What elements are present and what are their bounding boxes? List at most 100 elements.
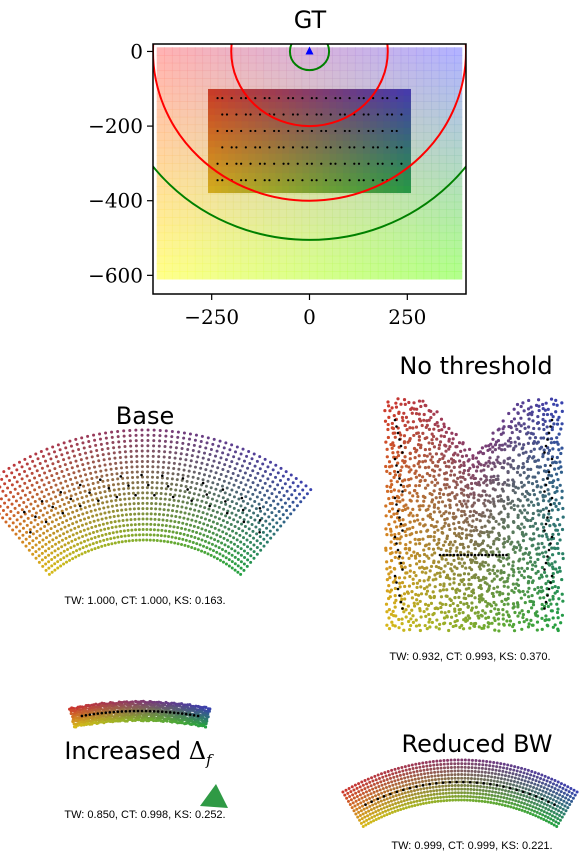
scatter-dot <box>397 549 400 552</box>
scatter-point <box>444 564 447 567</box>
scatter-point <box>68 456 71 459</box>
scatter-point <box>430 438 433 441</box>
scatter-point <box>474 547 477 550</box>
gt-dot <box>372 179 374 181</box>
scatter-point <box>516 471 519 474</box>
gt-bg-cell <box>454 55 462 63</box>
gt-bg-cell <box>401 55 409 63</box>
scatter-point <box>122 429 125 432</box>
scatter-point <box>531 624 534 627</box>
scatter-point <box>476 465 479 468</box>
scatter-point <box>150 512 153 515</box>
scatter-point <box>185 485 188 488</box>
scatter-point <box>466 499 469 502</box>
scatter-point <box>525 547 528 550</box>
scatter-point <box>502 571 505 574</box>
scatter-point <box>222 537 225 540</box>
scatter-point <box>18 530 21 533</box>
scatter-point <box>137 502 140 505</box>
scatter-point <box>522 443 525 446</box>
scatter-point <box>160 492 163 495</box>
scatter-point <box>151 465 154 468</box>
scatter-point <box>512 459 515 462</box>
gt-rect-cell <box>296 89 303 96</box>
scatter-point <box>61 539 64 542</box>
scatter-point <box>558 566 561 569</box>
scatter-point <box>449 604 452 607</box>
gt-bg-cell <box>210 240 218 248</box>
scatter-point <box>177 500 180 503</box>
scatter-point <box>80 458 83 461</box>
gt-dot <box>330 163 332 165</box>
gt-rect-cell <box>383 121 390 128</box>
scatter-point <box>158 518 161 521</box>
gt-rect-cell <box>228 121 235 128</box>
scatter-point <box>512 560 515 563</box>
scatter-point <box>544 614 547 617</box>
scatter-point <box>518 549 521 552</box>
scatter-point <box>520 522 523 525</box>
gt-rect-cell <box>282 167 289 174</box>
scatter-point <box>490 468 493 471</box>
scatter-point <box>475 511 478 514</box>
scatter-point <box>233 543 236 546</box>
scatter-point <box>441 531 444 534</box>
scatter-point <box>88 505 91 508</box>
scatter-point <box>538 534 541 537</box>
gt-rect-cell <box>296 115 303 122</box>
gt-rect-cell <box>289 160 296 167</box>
gt-bg-cell <box>218 248 226 256</box>
gt-bg-cell <box>256 194 264 202</box>
gt-bg-cell <box>439 47 447 55</box>
gt-bg-cell <box>424 94 432 102</box>
gt-bg-cell <box>172 194 180 202</box>
scatter-point <box>174 536 177 539</box>
scatter-point <box>475 469 478 472</box>
scatter-point <box>390 483 393 486</box>
scatter-point <box>408 628 411 631</box>
scatter-point <box>443 435 446 438</box>
scatter-point <box>465 536 468 539</box>
scatter-point <box>493 619 496 622</box>
gt-rect-cell <box>302 180 309 187</box>
scatter-point <box>484 461 487 464</box>
scatter-point <box>435 618 438 621</box>
scatter-point <box>446 478 449 481</box>
gt-dot <box>264 163 266 165</box>
scatter-point <box>108 532 111 535</box>
scatter-point <box>166 514 169 517</box>
scatter-point <box>81 513 84 516</box>
scatter-point <box>127 534 130 537</box>
gt-bg-cell <box>416 140 424 148</box>
gt-dot <box>268 146 270 148</box>
scatter-point <box>106 479 109 482</box>
scatter-point <box>521 493 524 496</box>
gt-rect-cell <box>316 89 323 96</box>
scatter-point <box>499 462 502 465</box>
scatter-point <box>513 504 516 507</box>
gt-dot <box>315 179 317 181</box>
scatter-point <box>407 592 410 595</box>
gt-bg-cell <box>157 55 165 63</box>
gt-bg-cell <box>439 209 447 217</box>
gt-rect-cell <box>208 134 215 141</box>
gt-rect-cell <box>309 173 316 180</box>
gt-bg-cell <box>172 263 180 271</box>
scatter-point <box>462 627 465 630</box>
scatter-point <box>252 481 255 484</box>
gt-bg-cell <box>241 194 249 202</box>
scatter-point <box>40 450 43 453</box>
scatter-point <box>439 606 442 609</box>
gt-rect-cell <box>363 89 370 96</box>
scatter-point <box>111 441 114 444</box>
gt-rect-cell <box>397 147 404 154</box>
scatter-point <box>18 504 21 507</box>
scatter-point <box>524 601 527 604</box>
gt-bg-cell <box>294 263 302 271</box>
gt-rect-cell <box>377 134 384 141</box>
gt-bg-cell <box>431 86 439 94</box>
scatter-point <box>87 440 90 443</box>
gt-bg-cell <box>370 263 378 271</box>
scatter-point <box>167 509 170 512</box>
scatter-point <box>395 525 398 528</box>
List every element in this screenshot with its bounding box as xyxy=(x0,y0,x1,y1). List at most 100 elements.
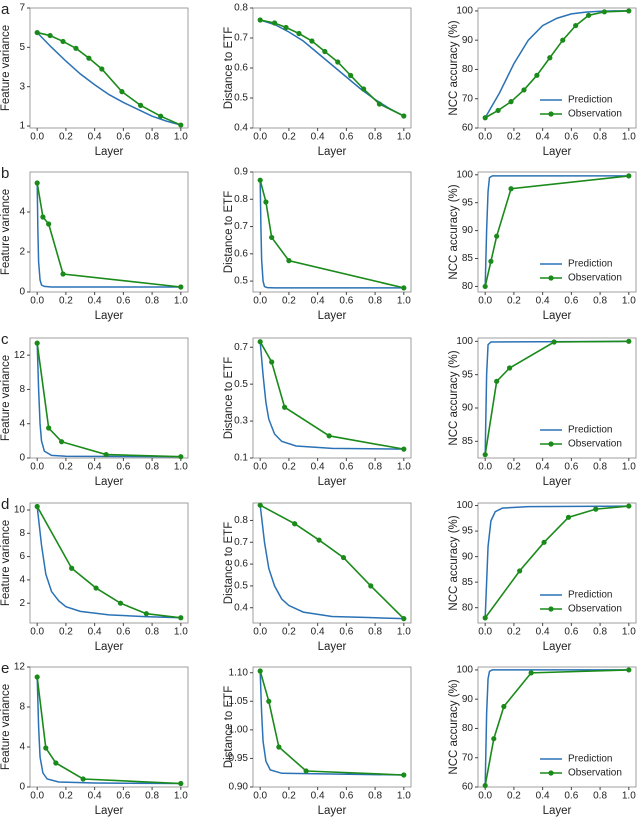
prediction-line xyxy=(36,676,181,785)
observation-point xyxy=(565,514,572,520)
legend-label: Prediction xyxy=(568,590,612,601)
y-tick-label: 70 xyxy=(462,93,474,104)
observation-point xyxy=(283,24,289,31)
observation-point xyxy=(69,565,75,571)
observation-point xyxy=(80,776,86,782)
observation-point xyxy=(626,173,632,179)
observation-point xyxy=(178,122,184,128)
x-tick-label: 0.0 xyxy=(30,296,44,307)
x-tick-label: 1.0 xyxy=(397,462,411,473)
y-tick-label: 0.8 xyxy=(234,515,248,526)
prediction-line xyxy=(259,180,404,289)
observation-point xyxy=(86,55,92,61)
observation-line xyxy=(36,676,181,785)
x-tick-label: 0.0 xyxy=(253,296,267,307)
y-axis-label: NCC accuracy (%) xyxy=(448,679,460,774)
y-axis-label: Feature variance xyxy=(0,520,12,606)
x-tick-label: 0.2 xyxy=(282,791,296,802)
x-tick-label: 0.6 xyxy=(116,791,130,802)
observation-point xyxy=(340,554,347,561)
observation-point xyxy=(541,539,547,545)
observation-point xyxy=(361,86,367,92)
observation-line xyxy=(484,175,629,287)
y-axis-label: Feature variance xyxy=(0,189,12,275)
x-tick-label: 0.0 xyxy=(478,627,492,638)
y-tick-label: 70 xyxy=(462,752,474,763)
x-tick-label: 0.4 xyxy=(536,791,550,802)
x-axis-label: Layer xyxy=(543,146,572,158)
x-axis-label: Layer xyxy=(318,641,347,653)
y-tick-label: 3 xyxy=(19,81,25,92)
x-axis-label: Layer xyxy=(543,476,572,488)
legend-marker xyxy=(548,441,554,447)
observation-point xyxy=(257,177,263,183)
x-tick-label: 0.0 xyxy=(30,627,44,638)
legend-label: Prediction xyxy=(568,425,612,436)
x-tick-label: 0.6 xyxy=(564,462,578,473)
y-tick-label: 80 xyxy=(462,602,474,613)
y-axis-label: Feature variance xyxy=(0,684,12,770)
observation-point xyxy=(143,611,149,617)
plot-frame xyxy=(477,7,637,129)
observation-point xyxy=(573,22,579,29)
y-tick-label: 80 xyxy=(462,64,474,75)
observation-point xyxy=(99,66,105,72)
x-tick-label: 0.0 xyxy=(253,791,267,802)
y-tick-label: 2 xyxy=(19,598,25,609)
prediction-line xyxy=(484,340,629,455)
observation-point xyxy=(560,37,566,43)
y-tick-label: 100 xyxy=(456,336,473,347)
observation-point xyxy=(482,615,488,621)
observation-point xyxy=(482,115,488,121)
x-tick-label: 0.2 xyxy=(59,791,73,802)
x-tick-label: 0.8 xyxy=(368,627,382,638)
observation-point xyxy=(482,283,488,290)
x-tick-label: 0.0 xyxy=(478,791,492,802)
y-tick-label: 80 xyxy=(462,723,474,734)
legend-marker xyxy=(548,275,554,281)
y-tick-label: 100 xyxy=(456,500,473,511)
y-tick-label: 0.5 xyxy=(234,93,248,104)
y-tick-label: 10 xyxy=(14,505,26,516)
y-tick-label: 95 xyxy=(462,369,474,380)
x-tick-label: 0.8 xyxy=(593,462,607,473)
y-tick-label: 0.5 xyxy=(234,581,248,592)
x-axis-label: Layer xyxy=(95,641,124,653)
prediction-line xyxy=(36,182,181,288)
x-tick-label: 0.8 xyxy=(145,296,159,307)
x-tick-label: 0.0 xyxy=(253,627,267,638)
x-tick-label: 1.0 xyxy=(174,132,188,143)
observation-point xyxy=(158,113,164,119)
x-tick-label: 0.2 xyxy=(282,627,296,638)
legend-label: Observation xyxy=(568,273,622,284)
legend-label: Observation xyxy=(568,768,622,779)
y-tick-label: 100 xyxy=(456,6,473,17)
observation-point xyxy=(322,48,328,55)
panel-label: b xyxy=(1,165,9,182)
observation-point xyxy=(316,537,322,543)
observation-point xyxy=(73,45,79,51)
observation-line xyxy=(259,670,404,776)
panel-label: e xyxy=(1,660,9,677)
y-tick-label: 4 xyxy=(19,742,25,753)
x-axis-label: Layer xyxy=(543,641,572,653)
observation-point xyxy=(292,521,298,527)
x-tick-label: 0.4 xyxy=(311,627,325,638)
y-tick-label: 0 xyxy=(19,782,25,793)
x-tick-label: 0.6 xyxy=(339,132,353,143)
x-tick-label: 1.0 xyxy=(622,296,636,307)
x-tick-label: 0.4 xyxy=(536,462,550,473)
y-tick-label: 0.7 xyxy=(234,33,248,44)
observation-point xyxy=(401,113,407,119)
y-tick-label: 0.90 xyxy=(229,782,249,793)
y-tick-label: 0.6 xyxy=(234,559,248,570)
y-tick-label: 0.1 xyxy=(234,453,248,464)
y-tick-label: 0.3 xyxy=(234,416,248,427)
x-axis-label: Layer xyxy=(543,310,572,322)
x-tick-label: 0.4 xyxy=(311,296,325,307)
x-tick-label: 0.4 xyxy=(88,791,102,802)
x-tick-label: 0.2 xyxy=(507,462,521,473)
observation-point xyxy=(494,378,500,384)
y-axis-label: NCC accuracy (%) xyxy=(448,350,460,445)
x-tick-label: 0.0 xyxy=(478,132,492,143)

• What to produce:
Can you update the listing from the line containing "scatter-dot <box>397 549 400 552</box>" up to and including the line containing "gt-dot <box>330 163 332 165</box>", putting "scatter-marker" in place of every "scatter-point" and leaving everything else as is? Give back only those lines.

• Full answer:
scatter-dot <box>397 549 400 552</box>
scatter-marker <box>444 564 447 567</box>
scatter-marker <box>68 456 71 459</box>
scatter-marker <box>430 438 433 441</box>
scatter-marker <box>474 547 477 550</box>
gt-dot <box>372 179 374 181</box>
scatter-marker <box>516 471 519 474</box>
gt-bg-cell <box>454 55 462 63</box>
gt-bg-cell <box>401 55 409 63</box>
scatter-marker <box>122 429 125 432</box>
scatter-marker <box>531 624 534 627</box>
scatter-marker <box>476 465 479 468</box>
scatter-marker <box>150 512 153 515</box>
scatter-marker <box>185 485 188 488</box>
scatter-marker <box>466 499 469 502</box>
scatter-marker <box>525 547 528 550</box>
scatter-marker <box>502 571 505 574</box>
scatter-marker <box>222 537 225 540</box>
scatter-marker <box>18 530 21 533</box>
scatter-marker <box>137 502 140 505</box>
scatter-marker <box>522 443 525 446</box>
scatter-marker <box>160 492 163 495</box>
scatter-marker <box>151 465 154 468</box>
scatter-marker <box>512 459 515 462</box>
gt-rect-cell <box>296 89 303 96</box>
scatter-marker <box>61 539 64 542</box>
scatter-marker <box>558 566 561 569</box>
scatter-marker <box>449 604 452 607</box>
gt-bg-cell <box>210 240 218 248</box>
scatter-marker <box>177 500 180 503</box>
scatter-marker <box>80 458 83 461</box>
gt-dot <box>330 163 332 165</box>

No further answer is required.